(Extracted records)
§ §

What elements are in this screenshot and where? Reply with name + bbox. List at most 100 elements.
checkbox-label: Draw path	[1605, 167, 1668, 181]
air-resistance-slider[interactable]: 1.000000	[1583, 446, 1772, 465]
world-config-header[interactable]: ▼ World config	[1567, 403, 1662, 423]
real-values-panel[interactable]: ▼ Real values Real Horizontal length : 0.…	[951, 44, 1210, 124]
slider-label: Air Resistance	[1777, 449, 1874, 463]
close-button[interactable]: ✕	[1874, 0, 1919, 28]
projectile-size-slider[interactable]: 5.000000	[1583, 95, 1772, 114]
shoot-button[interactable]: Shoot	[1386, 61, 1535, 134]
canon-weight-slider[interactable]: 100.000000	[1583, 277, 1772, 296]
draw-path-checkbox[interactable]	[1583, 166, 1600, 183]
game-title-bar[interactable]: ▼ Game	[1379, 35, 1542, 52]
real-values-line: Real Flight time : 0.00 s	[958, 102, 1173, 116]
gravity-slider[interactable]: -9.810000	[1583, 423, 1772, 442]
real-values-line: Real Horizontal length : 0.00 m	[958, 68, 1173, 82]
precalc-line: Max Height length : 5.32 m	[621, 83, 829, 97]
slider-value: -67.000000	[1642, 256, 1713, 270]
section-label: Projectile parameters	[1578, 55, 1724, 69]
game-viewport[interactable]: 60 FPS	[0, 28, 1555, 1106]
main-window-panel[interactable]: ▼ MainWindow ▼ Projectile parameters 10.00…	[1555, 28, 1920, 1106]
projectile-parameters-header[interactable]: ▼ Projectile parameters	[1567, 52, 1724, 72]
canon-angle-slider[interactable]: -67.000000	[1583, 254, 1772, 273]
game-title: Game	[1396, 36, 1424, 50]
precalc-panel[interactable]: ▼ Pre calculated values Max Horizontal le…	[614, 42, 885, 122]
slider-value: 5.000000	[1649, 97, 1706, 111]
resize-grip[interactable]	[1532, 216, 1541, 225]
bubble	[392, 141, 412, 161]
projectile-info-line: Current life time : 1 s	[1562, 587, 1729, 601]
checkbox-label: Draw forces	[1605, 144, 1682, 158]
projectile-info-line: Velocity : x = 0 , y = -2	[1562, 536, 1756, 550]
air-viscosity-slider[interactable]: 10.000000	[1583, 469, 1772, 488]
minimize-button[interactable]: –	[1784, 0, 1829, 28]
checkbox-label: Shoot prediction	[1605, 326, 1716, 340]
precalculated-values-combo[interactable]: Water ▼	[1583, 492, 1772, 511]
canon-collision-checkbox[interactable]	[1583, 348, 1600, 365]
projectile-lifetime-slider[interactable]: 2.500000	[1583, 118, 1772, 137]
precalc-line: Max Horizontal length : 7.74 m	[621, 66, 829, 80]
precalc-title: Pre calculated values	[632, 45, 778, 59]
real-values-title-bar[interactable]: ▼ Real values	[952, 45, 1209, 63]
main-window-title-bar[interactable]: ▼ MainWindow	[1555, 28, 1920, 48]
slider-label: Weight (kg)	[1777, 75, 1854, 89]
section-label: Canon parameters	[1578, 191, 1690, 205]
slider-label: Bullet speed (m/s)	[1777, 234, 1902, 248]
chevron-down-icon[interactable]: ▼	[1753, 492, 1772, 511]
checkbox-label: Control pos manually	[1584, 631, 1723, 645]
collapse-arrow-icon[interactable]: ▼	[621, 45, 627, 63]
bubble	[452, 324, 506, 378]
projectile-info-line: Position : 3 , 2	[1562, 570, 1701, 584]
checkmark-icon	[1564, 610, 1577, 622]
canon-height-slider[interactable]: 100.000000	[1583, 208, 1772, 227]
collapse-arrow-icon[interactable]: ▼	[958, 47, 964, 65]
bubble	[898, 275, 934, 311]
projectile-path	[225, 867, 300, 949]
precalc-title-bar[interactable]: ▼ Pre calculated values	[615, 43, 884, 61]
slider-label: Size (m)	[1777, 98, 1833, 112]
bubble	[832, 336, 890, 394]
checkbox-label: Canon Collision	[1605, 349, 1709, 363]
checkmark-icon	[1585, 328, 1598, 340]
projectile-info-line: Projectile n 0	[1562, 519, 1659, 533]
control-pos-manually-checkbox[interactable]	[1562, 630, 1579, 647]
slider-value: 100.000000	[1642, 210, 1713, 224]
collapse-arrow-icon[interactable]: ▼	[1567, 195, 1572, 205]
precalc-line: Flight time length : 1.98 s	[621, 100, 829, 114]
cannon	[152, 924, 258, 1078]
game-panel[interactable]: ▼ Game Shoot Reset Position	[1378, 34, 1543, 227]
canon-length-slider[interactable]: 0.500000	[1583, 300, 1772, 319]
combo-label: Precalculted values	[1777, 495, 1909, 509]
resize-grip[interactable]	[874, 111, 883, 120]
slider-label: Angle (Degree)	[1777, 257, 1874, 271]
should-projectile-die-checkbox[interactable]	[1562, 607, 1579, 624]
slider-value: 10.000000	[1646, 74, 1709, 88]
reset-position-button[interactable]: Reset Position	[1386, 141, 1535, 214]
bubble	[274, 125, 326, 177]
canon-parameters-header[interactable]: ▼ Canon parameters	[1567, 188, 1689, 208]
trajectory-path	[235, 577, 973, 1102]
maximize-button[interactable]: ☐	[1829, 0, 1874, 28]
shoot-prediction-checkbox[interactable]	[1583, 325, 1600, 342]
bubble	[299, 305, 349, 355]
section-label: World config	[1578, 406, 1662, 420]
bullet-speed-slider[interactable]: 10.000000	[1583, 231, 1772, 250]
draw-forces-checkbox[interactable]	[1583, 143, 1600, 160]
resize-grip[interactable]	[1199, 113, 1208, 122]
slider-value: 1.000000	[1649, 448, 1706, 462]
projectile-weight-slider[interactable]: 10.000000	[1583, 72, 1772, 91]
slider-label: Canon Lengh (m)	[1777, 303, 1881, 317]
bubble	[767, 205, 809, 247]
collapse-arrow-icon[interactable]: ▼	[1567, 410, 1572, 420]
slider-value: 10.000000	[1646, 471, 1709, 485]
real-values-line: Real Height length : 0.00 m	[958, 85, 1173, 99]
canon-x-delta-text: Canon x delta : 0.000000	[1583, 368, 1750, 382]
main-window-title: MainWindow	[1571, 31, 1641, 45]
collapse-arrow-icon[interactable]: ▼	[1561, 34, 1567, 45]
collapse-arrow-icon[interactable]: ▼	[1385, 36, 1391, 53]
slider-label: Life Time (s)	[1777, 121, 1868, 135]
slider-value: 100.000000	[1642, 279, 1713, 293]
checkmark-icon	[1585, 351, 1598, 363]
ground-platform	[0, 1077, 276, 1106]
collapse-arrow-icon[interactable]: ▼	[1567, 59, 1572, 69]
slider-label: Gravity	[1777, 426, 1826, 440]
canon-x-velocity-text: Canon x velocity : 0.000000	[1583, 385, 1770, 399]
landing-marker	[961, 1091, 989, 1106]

§ §

[AIM OF THE TASK] Rewrite the lines from the start of the records through the line containing "446, 1772, 465]", changing "Draw path" to "Show path" and leaving all else unchanged.

[EXERCISE ANSWER]
What elements are in this screenshot and where? Reply with name + bbox. List at most 100 elements.
checkbox-label: Show path	[1605, 167, 1668, 181]
air-resistance-slider[interactable]: 1.000000	[1583, 446, 1772, 465]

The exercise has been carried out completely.